> [Input]:
## begin

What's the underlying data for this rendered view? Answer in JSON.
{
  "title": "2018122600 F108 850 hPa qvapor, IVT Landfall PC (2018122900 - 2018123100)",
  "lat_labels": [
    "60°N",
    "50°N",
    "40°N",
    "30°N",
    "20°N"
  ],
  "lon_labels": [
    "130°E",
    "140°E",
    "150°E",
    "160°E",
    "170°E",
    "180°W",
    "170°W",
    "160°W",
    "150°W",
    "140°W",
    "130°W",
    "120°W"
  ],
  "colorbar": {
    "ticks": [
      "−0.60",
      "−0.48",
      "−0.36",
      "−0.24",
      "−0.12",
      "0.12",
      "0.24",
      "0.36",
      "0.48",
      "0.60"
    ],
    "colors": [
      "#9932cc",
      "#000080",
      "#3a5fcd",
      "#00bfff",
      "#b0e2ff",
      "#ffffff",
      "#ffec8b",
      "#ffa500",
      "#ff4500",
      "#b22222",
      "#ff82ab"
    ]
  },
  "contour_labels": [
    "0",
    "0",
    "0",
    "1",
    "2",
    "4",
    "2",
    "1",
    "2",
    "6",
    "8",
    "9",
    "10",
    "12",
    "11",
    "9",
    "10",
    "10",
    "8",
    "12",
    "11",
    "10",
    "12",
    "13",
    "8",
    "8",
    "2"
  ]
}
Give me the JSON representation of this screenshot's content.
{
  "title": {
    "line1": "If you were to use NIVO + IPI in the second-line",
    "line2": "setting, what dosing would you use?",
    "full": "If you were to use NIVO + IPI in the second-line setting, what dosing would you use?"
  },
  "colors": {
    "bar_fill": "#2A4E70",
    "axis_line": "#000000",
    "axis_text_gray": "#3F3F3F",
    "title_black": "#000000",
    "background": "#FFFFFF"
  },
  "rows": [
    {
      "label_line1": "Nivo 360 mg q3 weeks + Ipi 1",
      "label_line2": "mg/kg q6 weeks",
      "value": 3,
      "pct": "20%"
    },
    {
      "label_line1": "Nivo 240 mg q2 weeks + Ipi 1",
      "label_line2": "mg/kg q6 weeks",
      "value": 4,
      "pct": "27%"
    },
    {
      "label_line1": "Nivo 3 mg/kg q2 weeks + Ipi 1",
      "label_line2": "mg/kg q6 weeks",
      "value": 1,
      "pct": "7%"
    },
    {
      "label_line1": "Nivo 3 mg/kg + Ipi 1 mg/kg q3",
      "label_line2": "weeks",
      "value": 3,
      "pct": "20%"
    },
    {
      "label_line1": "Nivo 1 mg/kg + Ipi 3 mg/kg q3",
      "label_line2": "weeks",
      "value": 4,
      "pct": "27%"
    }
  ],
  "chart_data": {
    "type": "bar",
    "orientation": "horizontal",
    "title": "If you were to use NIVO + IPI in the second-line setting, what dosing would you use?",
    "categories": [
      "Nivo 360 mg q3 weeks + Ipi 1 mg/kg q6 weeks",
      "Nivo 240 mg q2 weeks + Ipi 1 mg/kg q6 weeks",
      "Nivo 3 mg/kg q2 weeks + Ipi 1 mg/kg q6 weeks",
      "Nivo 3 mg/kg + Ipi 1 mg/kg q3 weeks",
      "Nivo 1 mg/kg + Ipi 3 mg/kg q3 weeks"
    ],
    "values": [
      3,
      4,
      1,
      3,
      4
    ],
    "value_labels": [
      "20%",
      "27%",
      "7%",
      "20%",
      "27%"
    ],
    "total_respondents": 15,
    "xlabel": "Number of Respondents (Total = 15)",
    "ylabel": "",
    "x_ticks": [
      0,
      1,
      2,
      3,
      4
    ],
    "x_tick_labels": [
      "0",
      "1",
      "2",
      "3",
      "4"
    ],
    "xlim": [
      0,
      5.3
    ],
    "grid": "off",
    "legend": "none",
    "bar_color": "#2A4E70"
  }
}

## end

> [Task to carry out]: Make an exact copy of all the data.

> [Correct response]:
What's the underlying data for this rendered view? Answer in JSON.
{
  "title": "2018122600 F108 850 hPa qvapor, IVT Landfall PC (2018122900 - 2018123100)",
  "lat_labels": [
    "60°N",
    "50°N",
    "40°N",
    "30°N",
    "20°N"
  ],
  "lon_labels": [
    "130°E",
    "140°E",
    "150°E",
    "160°E",
    "170°E",
    "180°W",
    "170°W",
    "160°W",
    "150°W",
    "140°W",
    "130°W",
    "120°W"
  ],
  "colorbar": {
    "ticks": [
      "−0.60",
      "−0.48",
      "−0.36",
      "−0.24",
      "−0.12",
      "0.12",
      "0.24",
      "0.36",
      "0.48",
      "0.60"
    ],
    "colors": [
      "#9932cc",
      "#000080",
      "#3a5fcd",
      "#00bfff",
      "#b0e2ff",
      "#ffffff",
      "#ffec8b",
      "#ffa500",
      "#ff4500",
      "#b22222",
      "#ff82ab"
    ]
  },
  "contour_labels": [
    "0",
    "0",
    "0",
    "1",
    "2",
    "4",
    "2",
    "1",
    "2",
    "6",
    "8",
    "9",
    "10",
    "12",
    "11",
    "9",
    "10",
    "10",
    "8",
    "12",
    "11",
    "10",
    "12",
    "13",
    "8",
    "8",
    "2"
  ]
}
Give me the JSON representation of this screenshot's content.
{
  "title": {
    "line1": "If you were to use NIVO + IPI in the second-line",
    "line2": "setting, what dosing would you use?",
    "full": "If you were to use NIVO + IPI in the second-line setting, what dosing would you use?"
  },
  "colors": {
    "bar_fill": "#2A4E70",
    "axis_line": "#000000",
    "axis_text_gray": "#3F3F3F",
    "title_black": "#000000",
    "background": "#FFFFFF"
  },
  "rows": [
    {
      "label_line1": "Nivo 360 mg q3 weeks + Ipi 1",
      "label_line2": "mg/kg q6 weeks",
      "value": 3,
      "pct": "20%"
    },
    {
      "label_line1": "Nivo 240 mg q2 weeks + Ipi 1",
      "label_line2": "mg/kg q6 weeks",
      "value": 4,
      "pct": "27%"
    },
    {
      "label_line1": "Nivo 3 mg/kg q2 weeks + Ipi 1",
      "label_line2": "mg/kg q6 weeks",
      "value": 1,
      "pct": "7%"
    },
    {
      "label_line1": "Nivo 3 mg/kg + Ipi 1 mg/kg q3",
      "label_line2": "weeks",
      "value": 3,
      "pct": "20%"
    },
    {
      "label_line1": "Nivo 1 mg/kg + Ipi 3 mg/kg q3",
      "label_line2": "weeks",
      "value": 4,
      "pct": "27%"
    }
  ],
  "chart_data": {
    "type": "bar",
    "orientation": "horizontal",
    "title": "If you were to use NIVO + IPI in the second-line setting, what dosing would you use?",
    "categories": [
      "Nivo 360 mg q3 weeks + Ipi 1 mg/kg q6 weeks",
      "Nivo 240 mg q2 weeks + Ipi 1 mg/kg q6 weeks",
      "Nivo 3 mg/kg q2 weeks + Ipi 1 mg/kg q6 weeks",
      "Nivo 3 mg/kg + Ipi 1 mg/kg q3 weeks",
      "Nivo 1 mg/kg + Ipi 3 mg/kg q3 weeks"
    ],
    "values": [
      3,
      4,
      1,
      3,
      4
    ],
    "value_labels": [
      "20%",
      "27%",
      "7%",
      "20%",
      "27%"
    ],
    "total_respondents": 15,
    "xlabel": "Number of Respondents (Total = 15)",
    "ylabel": "",
    "x_ticks": [
      0,
      1,
      2,
      3,
      4
    ],
    "x_tick_labels": [
      "0",
      "1",
      "2",
      "3",
      "4"
    ],
    "xlim": [
      0,
      5.3
    ],
    "grid": "off",
    "legend": "none",
    "bar_color": "#2A4E70"
  }
}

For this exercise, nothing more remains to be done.